Your task ::
Tally the lines holding the word "como" and state the count by itself.
>>>
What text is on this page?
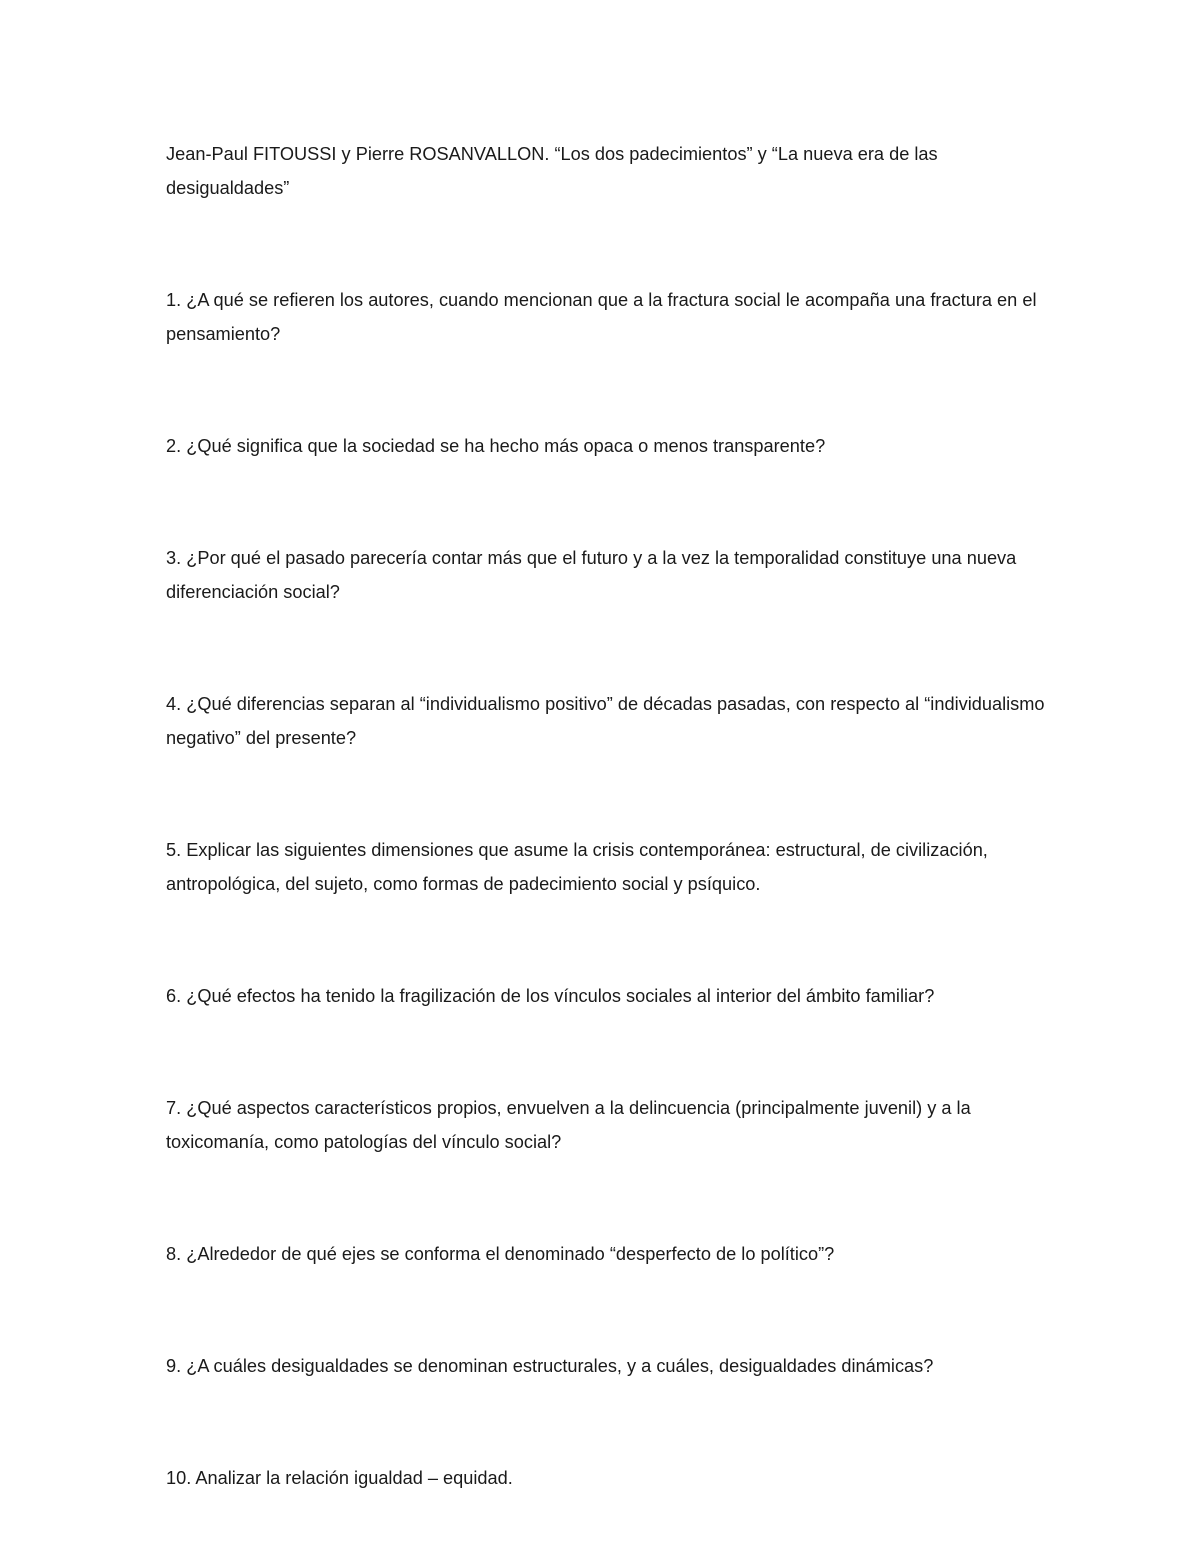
Jean-Paul FITOUSSI y Pierre ROSANVALLON. “Los dos padecimientos” y “La nueva era de las desigualdades”

1. ¿A qué se refieren los autores, cuando mencionan que a la fractura social le acompaña una fractura en el pensamiento?

2. ¿Qué significa que la sociedad se ha hecho más opaca o menos transparente?

3. ¿Por qué el pasado parecería contar más que el futuro y a la vez la temporalidad constituye una nueva diferenciación social?

4. ¿Qué diferencias separan al “individualismo positivo” de décadas pasadas, con respecto al “individualismo negativo” del presente?

5. Explicar las siguientes dimensiones que asume la crisis contemporánea: estructural, de civilización, antropológica, del sujeto, como formas de padecimiento social y psíquico.

6. ¿Qué efectos ha tenido la fragilización de los vínculos sociales al interior del ámbito familiar?

7. ¿Qué aspectos característicos propios, envuelven a la delincuencia (principalmente juvenil) y a la toxicomanía, como patologías del vínculo social?

8. ¿Alrededor de qué ejes se conforma el denominado “desperfecto de lo político”?

9. ¿A cuáles desigualdades se denominan estructurales, y a cuáles, desigualdades dinámicas?

10. Analizar la relación igualdad – equidad.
<<<
Answer ::
2